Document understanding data
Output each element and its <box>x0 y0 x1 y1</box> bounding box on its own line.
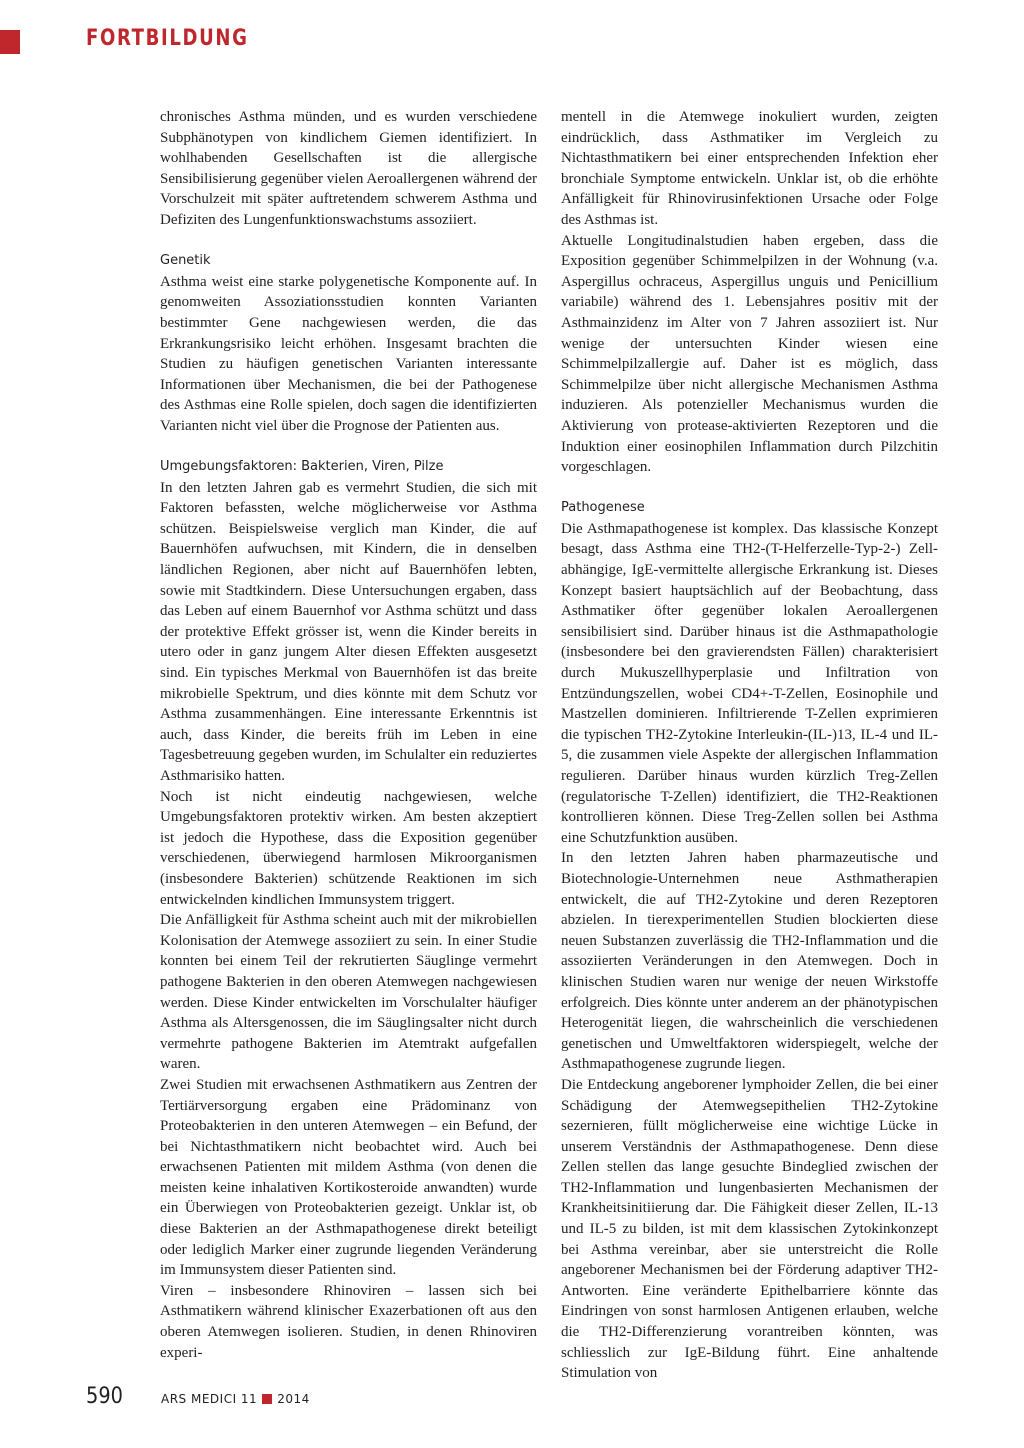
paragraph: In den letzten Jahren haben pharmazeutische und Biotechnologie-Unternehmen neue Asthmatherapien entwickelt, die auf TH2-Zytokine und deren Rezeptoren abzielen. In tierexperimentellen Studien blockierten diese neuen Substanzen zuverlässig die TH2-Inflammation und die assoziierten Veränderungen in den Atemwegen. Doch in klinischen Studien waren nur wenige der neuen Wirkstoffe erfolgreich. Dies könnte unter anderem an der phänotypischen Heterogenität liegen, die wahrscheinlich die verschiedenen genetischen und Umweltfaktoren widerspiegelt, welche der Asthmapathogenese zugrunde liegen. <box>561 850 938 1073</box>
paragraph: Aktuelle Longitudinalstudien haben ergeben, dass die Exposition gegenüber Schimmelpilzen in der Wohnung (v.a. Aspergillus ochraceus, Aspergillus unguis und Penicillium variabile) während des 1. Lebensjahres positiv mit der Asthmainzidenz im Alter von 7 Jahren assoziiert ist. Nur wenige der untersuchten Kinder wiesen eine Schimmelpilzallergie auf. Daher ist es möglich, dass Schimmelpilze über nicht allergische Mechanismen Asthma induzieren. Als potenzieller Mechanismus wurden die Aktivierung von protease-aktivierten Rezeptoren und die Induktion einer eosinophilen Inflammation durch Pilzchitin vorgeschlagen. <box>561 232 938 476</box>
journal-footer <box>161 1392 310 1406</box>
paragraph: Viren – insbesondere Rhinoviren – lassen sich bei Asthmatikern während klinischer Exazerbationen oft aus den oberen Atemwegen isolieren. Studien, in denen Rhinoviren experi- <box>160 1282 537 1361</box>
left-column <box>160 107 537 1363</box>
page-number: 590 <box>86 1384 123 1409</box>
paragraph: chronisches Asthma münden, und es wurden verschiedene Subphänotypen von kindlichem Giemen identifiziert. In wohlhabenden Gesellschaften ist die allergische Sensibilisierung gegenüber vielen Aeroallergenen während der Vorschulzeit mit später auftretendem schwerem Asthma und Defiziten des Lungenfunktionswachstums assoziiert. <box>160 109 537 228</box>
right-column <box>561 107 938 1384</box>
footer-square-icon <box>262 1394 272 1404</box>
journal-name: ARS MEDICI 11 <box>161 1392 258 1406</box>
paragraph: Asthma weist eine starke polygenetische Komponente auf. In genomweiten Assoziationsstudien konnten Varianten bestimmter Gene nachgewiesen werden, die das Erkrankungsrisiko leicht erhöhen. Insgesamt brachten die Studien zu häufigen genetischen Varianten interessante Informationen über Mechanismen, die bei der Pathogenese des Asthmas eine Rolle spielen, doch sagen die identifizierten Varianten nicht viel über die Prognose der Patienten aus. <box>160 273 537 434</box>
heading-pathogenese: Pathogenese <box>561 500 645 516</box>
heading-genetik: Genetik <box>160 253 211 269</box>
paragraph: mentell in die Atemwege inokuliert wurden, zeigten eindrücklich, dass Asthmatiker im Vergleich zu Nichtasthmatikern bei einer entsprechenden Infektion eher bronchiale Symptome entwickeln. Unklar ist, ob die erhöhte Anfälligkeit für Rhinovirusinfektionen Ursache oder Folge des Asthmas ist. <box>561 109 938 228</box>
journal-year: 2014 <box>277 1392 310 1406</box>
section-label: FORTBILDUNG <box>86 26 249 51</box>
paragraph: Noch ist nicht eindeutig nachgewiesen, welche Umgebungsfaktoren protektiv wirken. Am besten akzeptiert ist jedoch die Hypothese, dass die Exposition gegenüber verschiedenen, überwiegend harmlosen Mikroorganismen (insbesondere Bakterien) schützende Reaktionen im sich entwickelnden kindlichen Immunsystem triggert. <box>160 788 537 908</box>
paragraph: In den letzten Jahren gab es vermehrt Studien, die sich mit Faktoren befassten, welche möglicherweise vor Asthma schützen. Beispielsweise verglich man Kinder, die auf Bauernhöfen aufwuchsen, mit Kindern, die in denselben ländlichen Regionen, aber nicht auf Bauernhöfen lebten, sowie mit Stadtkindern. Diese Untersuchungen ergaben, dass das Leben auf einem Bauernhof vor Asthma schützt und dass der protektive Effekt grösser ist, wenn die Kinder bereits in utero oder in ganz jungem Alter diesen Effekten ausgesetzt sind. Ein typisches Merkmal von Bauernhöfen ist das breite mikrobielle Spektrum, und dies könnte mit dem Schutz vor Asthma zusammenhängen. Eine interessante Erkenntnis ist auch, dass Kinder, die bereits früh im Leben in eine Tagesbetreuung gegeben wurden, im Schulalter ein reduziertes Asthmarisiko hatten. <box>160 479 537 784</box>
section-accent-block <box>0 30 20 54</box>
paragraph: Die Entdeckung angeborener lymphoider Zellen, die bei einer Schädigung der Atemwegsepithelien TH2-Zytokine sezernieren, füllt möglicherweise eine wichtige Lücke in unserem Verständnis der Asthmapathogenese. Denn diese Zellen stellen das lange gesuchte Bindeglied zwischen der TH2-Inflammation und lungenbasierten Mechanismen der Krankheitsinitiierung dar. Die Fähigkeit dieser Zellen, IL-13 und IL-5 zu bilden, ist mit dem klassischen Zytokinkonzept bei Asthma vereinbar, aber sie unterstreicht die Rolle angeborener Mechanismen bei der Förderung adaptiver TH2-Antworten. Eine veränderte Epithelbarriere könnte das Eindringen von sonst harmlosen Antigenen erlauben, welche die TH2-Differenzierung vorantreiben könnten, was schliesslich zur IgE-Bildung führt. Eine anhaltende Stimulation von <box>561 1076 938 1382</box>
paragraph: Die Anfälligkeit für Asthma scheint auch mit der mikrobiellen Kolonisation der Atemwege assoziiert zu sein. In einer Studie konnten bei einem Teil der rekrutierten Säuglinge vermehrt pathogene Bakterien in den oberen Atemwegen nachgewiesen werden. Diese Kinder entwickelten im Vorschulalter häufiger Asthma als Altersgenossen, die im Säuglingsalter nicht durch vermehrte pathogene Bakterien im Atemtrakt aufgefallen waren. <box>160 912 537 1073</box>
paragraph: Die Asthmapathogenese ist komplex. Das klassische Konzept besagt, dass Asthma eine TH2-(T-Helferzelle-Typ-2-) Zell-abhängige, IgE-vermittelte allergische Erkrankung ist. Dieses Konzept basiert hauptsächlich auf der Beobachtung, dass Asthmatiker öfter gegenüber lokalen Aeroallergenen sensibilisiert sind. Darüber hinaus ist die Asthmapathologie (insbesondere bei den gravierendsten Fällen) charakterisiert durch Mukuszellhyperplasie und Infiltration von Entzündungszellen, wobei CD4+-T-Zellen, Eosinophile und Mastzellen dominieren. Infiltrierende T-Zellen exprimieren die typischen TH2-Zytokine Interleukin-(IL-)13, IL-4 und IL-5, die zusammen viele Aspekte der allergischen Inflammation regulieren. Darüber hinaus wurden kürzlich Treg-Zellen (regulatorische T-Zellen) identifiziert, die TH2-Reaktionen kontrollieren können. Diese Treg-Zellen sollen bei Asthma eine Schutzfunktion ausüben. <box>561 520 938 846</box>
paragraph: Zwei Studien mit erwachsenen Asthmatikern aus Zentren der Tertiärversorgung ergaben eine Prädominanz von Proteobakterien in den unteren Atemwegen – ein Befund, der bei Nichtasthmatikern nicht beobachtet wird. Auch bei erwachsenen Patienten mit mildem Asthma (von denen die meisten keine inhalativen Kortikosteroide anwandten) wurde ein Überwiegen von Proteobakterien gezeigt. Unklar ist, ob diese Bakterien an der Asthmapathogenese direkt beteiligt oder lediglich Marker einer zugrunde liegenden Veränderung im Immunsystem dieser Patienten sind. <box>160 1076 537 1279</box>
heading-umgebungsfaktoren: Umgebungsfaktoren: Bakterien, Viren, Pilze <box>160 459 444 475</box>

- Directions
Here the job is to print the data above exactly, except for any pictures.

- Written response
Output each element and its <box>x0 y0 x1 y1</box> bounding box on its own line.
paragraph: In den letzten Jahren haben pharmazeutische und Biotechnologie-Unternehmen neue Asthmatherapien entwickelt, die auf TH2-Zytokine und deren Rezeptoren abzielen. In tierexperimentellen Studien blockierten diese neuen Substanzen zuverlässig die TH2-Inflammation und die assoziierten Veränderungen in den Atemwegen. Doch in klinischen Studien waren nur wenige der neuen Wirkstoffe erfolgreich. Dies könnte unter anderem an der phänotypischen Heterogenität liegen, die wahrscheinlich die verschiedenen genetischen und Umweltfaktoren widerspiegelt, welche der Asthmapathogenese zugrunde liegen. <box>561 850 938 1073</box>
paragraph: Aktuelle Longitudinalstudien haben ergeben, dass die Exposition gegenüber Schimmelpilzen in der Wohnung (v.a. Aspergillus ochraceus, Aspergillus unguis und Penicillium variabile) während des 1. Lebensjahres positiv mit der Asthmainzidenz im Alter von 7 Jahren assoziiert ist. Nur wenige der untersuchten Kinder wiesen eine Schimmelpilzallergie auf. Daher ist es möglich, dass Schimmelpilze über nicht allergische Mechanismen Asthma induzieren. Als potenzieller Mechanismus wurden die Aktivierung von protease-aktivierten Rezeptoren und die Induktion einer eosinophilen Inflammation durch Pilzchitin vorgeschlagen. <box>561 232 938 476</box>
journal-footer <box>161 1392 310 1406</box>
paragraph: Viren – insbesondere Rhinoviren – lassen sich bei Asthmatikern während klinischer Exazerbationen oft aus den oberen Atemwegen isolieren. Studien, in denen Rhinoviren experi- <box>160 1282 537 1361</box>
left-column <box>160 107 537 1363</box>
page-number: 590 <box>86 1384 123 1409</box>
paragraph: chronisches Asthma münden, und es wurden verschiedene Subphänotypen von kindlichem Giemen identifiziert. In wohlhabenden Gesellschaften ist die allergische Sensibilisierung gegenüber vielen Aeroallergenen während der Vorschulzeit mit später auftretendem schwerem Asthma und Defiziten des Lungenfunktionswachstums assoziiert. <box>160 109 537 228</box>
right-column <box>561 107 938 1384</box>
footer-square-icon <box>262 1394 272 1404</box>
journal-name: ARS MEDICI 11 <box>161 1392 258 1406</box>
paragraph: Asthma weist eine starke polygenetische Komponente auf. In genomweiten Assoziationsstudien konnten Varianten bestimmter Gene nachgewiesen werden, die das Erkrankungsrisiko leicht erhöhen. Insgesamt brachten die Studien zu häufigen genetischen Varianten interessante Informationen über Mechanismen, die bei der Pathogenese des Asthmas eine Rolle spielen, doch sagen die identifizierten Varianten nicht viel über die Prognose der Patienten aus. <box>160 273 537 434</box>
heading-pathogenese: Pathogenese <box>561 500 645 516</box>
heading-genetik: Genetik <box>160 253 211 269</box>
paragraph: mentell in die Atemwege inokuliert wurden, zeigten eindrücklich, dass Asthmatiker im Vergleich zu Nichtasthmatikern bei einer entsprechenden Infektion eher bronchiale Symptome entwickeln. Unklar ist, ob die erhöhte Anfälligkeit für Rhinovirusinfektionen Ursache oder Folge des Asthmas ist. <box>561 109 938 228</box>
journal-year: 2014 <box>277 1392 310 1406</box>
section-label: FORTBILDUNG <box>86 26 249 51</box>
paragraph: Noch ist nicht eindeutig nachgewiesen, welche Umgebungsfaktoren protektiv wirken. Am besten akzeptiert ist jedoch die Hypothese, dass die Exposition gegenüber verschiedenen, überwiegend harmlosen Mikroorganismen (insbesondere Bakterien) schützende Reaktionen im sich entwickelnden kindlichen Immunsystem triggert. <box>160 788 537 908</box>
paragraph: In den letzten Jahren gab es vermehrt Studien, die sich mit Faktoren befassten, welche möglicherweise vor Asthma schützen. Beispielsweise verglich man Kinder, die auf Bauernhöfen aufwuchsen, mit Kindern, die in denselben ländlichen Regionen, aber nicht auf Bauernhöfen lebten, sowie mit Stadtkindern. Diese Untersuchungen ergaben, dass das Leben auf einem Bauernhof vor Asthma schützt und dass der protektive Effekt grösser ist, wenn die Kinder bereits in utero oder in ganz jungem Alter diesen Effekten ausgesetzt sind. Ein typisches Merkmal von Bauernhöfen ist das breite mikrobielle Spektrum, und dies könnte mit dem Schutz vor Asthma zusammenhängen. Eine interessante Erkenntnis ist auch, dass Kinder, die bereits früh im Leben in eine Tagesbetreuung gegeben wurden, im Schulalter ein reduziertes Asthmarisiko hatten. <box>160 479 537 784</box>
section-accent-block <box>0 30 20 54</box>
paragraph: Die Entdeckung angeborener lymphoider Zellen, die bei einer Schädigung der Atemwegsepithelien TH2-Zytokine sezernieren, füllt möglicherweise eine wichtige Lücke in unserem Verständnis der Asthmapathogenese. Denn diese Zellen stellen das lange gesuchte Bindeglied zwischen der TH2-Inflammation und lungenbasierten Mechanismen der Krankheitsinitiierung dar. Die Fähigkeit dieser Zellen, IL-13 und IL-5 zu bilden, ist mit dem klassischen Zytokinkonzept bei Asthma vereinbar, aber sie unterstreicht die Rolle angeborener Mechanismen bei der Förderung adaptiver TH2-Antworten. Eine veränderte Epithelbarriere könnte das Eindringen von sonst harmlosen Antigenen erlauben, welche die TH2-Differenzierung vorantreiben könnten, was schliesslich zur IgE-Bildung führt. Eine anhaltende Stimulation von <box>561 1076 938 1382</box>
paragraph: Die Anfälligkeit für Asthma scheint auch mit der mikrobiellen Kolonisation der Atemwege assoziiert zu sein. In einer Studie konnten bei einem Teil der rekrutierten Säuglinge vermehrt pathogene Bakterien in den oberen Atemwegen nachgewiesen werden. Diese Kinder entwickelten im Vorschulalter häufiger Asthma als Altersgenossen, die im Säuglingsalter nicht durch vermehrte pathogene Bakterien im Atemtrakt aufgefallen waren. <box>160 912 537 1073</box>
paragraph: Die Asthmapathogenese ist komplex. Das klassische Konzept besagt, dass Asthma eine TH2-(T-Helferzelle-Typ-2-) Zell-abhängige, IgE-vermittelte allergische Erkrankung ist. Dieses Konzept basiert hauptsächlich auf der Beobachtung, dass Asthmatiker öfter gegenüber lokalen Aeroallergenen sensibilisiert sind. Darüber hinaus ist die Asthmapathologie (insbesondere bei den gravierendsten Fällen) charakterisiert durch Mukuszellhyperplasie und Infiltration von Entzündungszellen, wobei CD4+-T-Zellen, Eosinophile und Mastzellen dominieren. Infiltrierende T-Zellen exprimieren die typischen TH2-Zytokine Interleukin-(IL-)13, IL-4 und IL-5, die zusammen viele Aspekte der allergischen Inflammation regulieren. Darüber hinaus wurden kürzlich Treg-Zellen (regulatorische T-Zellen) identifiziert, die TH2-Reaktionen kontrollieren können. Diese Treg-Zellen sollen bei Asthma eine Schutzfunktion ausüben. <box>561 520 938 846</box>
paragraph: Zwei Studien mit erwachsenen Asthmatikern aus Zentren der Tertiärversorgung ergaben eine Prädominanz von Proteobakterien in den unteren Atemwegen – ein Befund, der bei Nichtasthmatikern nicht beobachtet wird. Auch bei erwachsenen Patienten mit mildem Asthma (von denen die meisten keine inhalativen Kortikosteroide anwandten) wurde ein Überwiegen von Proteobakterien gezeigt. Unklar ist, ob diese Bakterien an der Asthmapathogenese direkt beteiligt oder lediglich Marker einer zugrunde liegenden Veränderung im Immunsystem dieser Patienten sind. <box>160 1076 537 1279</box>
heading-umgebungsfaktoren: Umgebungsfaktoren: Bakterien, Viren, Pilze <box>160 459 444 475</box>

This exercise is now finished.